=== Work instructions ===
Note each line where "body" appears, and copy it.

[Stored data entries]
* start *
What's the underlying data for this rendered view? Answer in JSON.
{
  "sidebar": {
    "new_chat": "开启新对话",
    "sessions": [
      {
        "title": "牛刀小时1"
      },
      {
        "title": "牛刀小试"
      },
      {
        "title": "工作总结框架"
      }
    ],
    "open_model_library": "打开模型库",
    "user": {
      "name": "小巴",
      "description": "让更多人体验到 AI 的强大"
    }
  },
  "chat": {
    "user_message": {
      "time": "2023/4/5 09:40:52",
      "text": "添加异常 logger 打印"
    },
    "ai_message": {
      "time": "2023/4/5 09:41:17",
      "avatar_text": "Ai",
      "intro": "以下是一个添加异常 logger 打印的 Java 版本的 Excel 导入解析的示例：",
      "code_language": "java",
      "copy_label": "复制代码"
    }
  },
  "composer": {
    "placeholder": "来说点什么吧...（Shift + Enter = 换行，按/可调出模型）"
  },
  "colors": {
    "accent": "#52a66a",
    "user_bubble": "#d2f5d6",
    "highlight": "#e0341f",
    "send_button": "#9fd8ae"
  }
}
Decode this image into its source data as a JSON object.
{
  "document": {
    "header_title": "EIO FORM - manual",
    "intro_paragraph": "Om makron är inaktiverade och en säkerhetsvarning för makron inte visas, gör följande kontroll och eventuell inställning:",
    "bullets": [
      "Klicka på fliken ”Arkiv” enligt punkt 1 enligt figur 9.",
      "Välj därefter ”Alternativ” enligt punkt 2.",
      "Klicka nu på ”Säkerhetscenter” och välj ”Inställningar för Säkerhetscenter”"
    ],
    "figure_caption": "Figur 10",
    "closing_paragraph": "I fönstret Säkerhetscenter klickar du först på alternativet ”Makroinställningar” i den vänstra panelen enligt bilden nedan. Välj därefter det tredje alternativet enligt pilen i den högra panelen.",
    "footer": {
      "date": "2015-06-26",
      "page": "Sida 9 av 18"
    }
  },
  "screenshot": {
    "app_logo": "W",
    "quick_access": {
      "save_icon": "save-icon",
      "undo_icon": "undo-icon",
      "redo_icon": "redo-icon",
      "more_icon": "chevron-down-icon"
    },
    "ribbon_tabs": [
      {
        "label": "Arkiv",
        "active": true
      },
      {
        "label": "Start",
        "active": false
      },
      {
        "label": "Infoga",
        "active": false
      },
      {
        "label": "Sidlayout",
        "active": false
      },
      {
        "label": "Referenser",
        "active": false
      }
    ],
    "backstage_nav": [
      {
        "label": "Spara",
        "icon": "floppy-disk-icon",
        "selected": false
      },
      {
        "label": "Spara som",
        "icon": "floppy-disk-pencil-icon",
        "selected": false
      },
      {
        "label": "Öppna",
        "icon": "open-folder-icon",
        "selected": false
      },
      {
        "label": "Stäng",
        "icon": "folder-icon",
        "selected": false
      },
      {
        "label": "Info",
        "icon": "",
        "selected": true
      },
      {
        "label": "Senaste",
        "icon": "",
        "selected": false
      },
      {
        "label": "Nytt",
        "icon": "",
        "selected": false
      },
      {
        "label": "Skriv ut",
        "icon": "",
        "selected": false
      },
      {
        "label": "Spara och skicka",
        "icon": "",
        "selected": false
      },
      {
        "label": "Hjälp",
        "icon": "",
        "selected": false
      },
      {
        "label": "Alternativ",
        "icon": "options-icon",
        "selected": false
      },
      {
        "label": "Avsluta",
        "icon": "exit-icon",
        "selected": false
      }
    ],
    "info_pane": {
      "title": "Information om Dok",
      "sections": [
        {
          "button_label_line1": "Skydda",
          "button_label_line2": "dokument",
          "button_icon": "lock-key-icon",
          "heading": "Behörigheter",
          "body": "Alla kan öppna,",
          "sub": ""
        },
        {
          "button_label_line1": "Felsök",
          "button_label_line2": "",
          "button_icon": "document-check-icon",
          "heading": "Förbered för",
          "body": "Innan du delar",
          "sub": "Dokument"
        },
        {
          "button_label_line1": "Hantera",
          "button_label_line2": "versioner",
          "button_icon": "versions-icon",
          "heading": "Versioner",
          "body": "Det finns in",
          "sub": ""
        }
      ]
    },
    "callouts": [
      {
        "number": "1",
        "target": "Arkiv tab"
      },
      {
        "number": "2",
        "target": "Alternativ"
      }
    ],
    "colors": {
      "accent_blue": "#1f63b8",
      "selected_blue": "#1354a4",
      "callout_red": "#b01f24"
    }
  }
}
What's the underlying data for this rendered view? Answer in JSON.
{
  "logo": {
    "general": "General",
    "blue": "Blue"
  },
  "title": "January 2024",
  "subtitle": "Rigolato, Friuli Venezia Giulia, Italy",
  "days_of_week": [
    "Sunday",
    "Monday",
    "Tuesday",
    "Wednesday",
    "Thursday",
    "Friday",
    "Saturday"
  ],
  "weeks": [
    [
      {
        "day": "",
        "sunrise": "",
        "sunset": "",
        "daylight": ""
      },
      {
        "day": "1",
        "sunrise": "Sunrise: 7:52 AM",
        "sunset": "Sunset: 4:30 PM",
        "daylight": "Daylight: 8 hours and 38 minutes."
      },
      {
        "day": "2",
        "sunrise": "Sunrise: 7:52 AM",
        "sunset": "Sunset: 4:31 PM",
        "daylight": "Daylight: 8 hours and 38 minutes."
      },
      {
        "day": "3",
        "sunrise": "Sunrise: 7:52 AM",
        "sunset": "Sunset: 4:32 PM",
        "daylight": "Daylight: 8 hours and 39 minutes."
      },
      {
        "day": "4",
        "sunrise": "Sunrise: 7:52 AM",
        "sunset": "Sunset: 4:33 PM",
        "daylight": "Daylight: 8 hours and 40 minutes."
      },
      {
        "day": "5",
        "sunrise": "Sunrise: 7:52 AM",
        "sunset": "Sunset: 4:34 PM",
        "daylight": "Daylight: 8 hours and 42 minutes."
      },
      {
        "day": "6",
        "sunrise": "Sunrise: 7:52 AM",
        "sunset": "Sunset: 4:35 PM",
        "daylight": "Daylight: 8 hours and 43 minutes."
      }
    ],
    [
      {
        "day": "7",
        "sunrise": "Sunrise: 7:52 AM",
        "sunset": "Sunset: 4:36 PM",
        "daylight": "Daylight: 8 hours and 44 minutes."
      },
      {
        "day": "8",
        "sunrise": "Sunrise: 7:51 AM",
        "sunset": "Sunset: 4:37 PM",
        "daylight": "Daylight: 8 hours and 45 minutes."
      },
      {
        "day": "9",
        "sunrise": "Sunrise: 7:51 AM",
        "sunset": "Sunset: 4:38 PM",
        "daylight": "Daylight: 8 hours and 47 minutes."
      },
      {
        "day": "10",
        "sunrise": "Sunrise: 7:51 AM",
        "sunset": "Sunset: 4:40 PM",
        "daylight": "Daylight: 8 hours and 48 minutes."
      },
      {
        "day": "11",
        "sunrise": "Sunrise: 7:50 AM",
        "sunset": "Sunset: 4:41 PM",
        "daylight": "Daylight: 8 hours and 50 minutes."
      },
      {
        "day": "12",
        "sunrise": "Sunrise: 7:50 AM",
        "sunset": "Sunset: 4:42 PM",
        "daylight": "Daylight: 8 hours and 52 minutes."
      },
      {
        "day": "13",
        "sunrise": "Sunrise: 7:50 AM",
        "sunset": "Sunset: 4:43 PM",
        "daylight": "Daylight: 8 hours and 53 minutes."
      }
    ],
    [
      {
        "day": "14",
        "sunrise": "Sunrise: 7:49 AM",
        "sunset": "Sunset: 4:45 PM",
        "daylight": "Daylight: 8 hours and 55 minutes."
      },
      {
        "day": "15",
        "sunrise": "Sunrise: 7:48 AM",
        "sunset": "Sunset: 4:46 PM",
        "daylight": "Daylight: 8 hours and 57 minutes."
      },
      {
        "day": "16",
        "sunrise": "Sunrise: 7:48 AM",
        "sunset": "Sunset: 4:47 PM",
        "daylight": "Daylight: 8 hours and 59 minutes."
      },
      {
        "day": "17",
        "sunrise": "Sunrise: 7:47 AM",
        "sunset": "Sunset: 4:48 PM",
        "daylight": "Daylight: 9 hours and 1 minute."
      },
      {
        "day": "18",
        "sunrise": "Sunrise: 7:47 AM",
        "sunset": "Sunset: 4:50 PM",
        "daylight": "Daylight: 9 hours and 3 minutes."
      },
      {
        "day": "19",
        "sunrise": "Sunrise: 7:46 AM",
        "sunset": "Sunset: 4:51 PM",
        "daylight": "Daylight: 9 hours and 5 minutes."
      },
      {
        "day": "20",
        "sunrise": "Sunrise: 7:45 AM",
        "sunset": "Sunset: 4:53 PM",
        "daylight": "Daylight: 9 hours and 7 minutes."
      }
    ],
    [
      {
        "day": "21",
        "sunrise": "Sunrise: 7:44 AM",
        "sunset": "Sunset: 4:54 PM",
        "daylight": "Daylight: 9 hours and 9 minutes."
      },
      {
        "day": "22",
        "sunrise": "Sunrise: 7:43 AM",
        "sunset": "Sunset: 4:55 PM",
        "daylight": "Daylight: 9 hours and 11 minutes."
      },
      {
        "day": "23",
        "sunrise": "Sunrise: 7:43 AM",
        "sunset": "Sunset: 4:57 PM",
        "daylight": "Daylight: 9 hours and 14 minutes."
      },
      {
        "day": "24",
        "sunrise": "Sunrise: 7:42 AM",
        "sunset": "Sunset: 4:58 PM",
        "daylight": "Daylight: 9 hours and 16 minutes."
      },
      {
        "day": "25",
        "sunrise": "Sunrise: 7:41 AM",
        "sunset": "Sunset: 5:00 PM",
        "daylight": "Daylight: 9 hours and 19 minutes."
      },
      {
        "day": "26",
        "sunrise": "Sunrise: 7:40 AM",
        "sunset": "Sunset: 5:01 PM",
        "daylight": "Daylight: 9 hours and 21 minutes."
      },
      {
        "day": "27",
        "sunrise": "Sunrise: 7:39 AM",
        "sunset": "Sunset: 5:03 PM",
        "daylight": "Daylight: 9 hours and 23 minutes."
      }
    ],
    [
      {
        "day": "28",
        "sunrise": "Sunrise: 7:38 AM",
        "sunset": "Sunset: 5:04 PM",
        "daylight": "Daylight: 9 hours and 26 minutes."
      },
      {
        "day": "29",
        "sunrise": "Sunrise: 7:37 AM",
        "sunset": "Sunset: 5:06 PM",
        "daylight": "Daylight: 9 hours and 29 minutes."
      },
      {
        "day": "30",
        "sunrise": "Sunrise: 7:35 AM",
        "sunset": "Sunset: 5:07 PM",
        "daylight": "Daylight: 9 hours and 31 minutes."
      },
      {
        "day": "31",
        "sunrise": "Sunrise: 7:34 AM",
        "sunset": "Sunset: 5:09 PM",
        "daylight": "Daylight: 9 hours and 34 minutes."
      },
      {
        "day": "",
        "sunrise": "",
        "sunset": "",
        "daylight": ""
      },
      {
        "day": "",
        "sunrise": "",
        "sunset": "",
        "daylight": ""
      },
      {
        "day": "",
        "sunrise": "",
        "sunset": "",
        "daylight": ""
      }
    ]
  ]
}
* end *
=== Result of the task ===
          "body": "Alla kan öppna,",
          "body": "Innan du delar",
          "body": "Det finns in",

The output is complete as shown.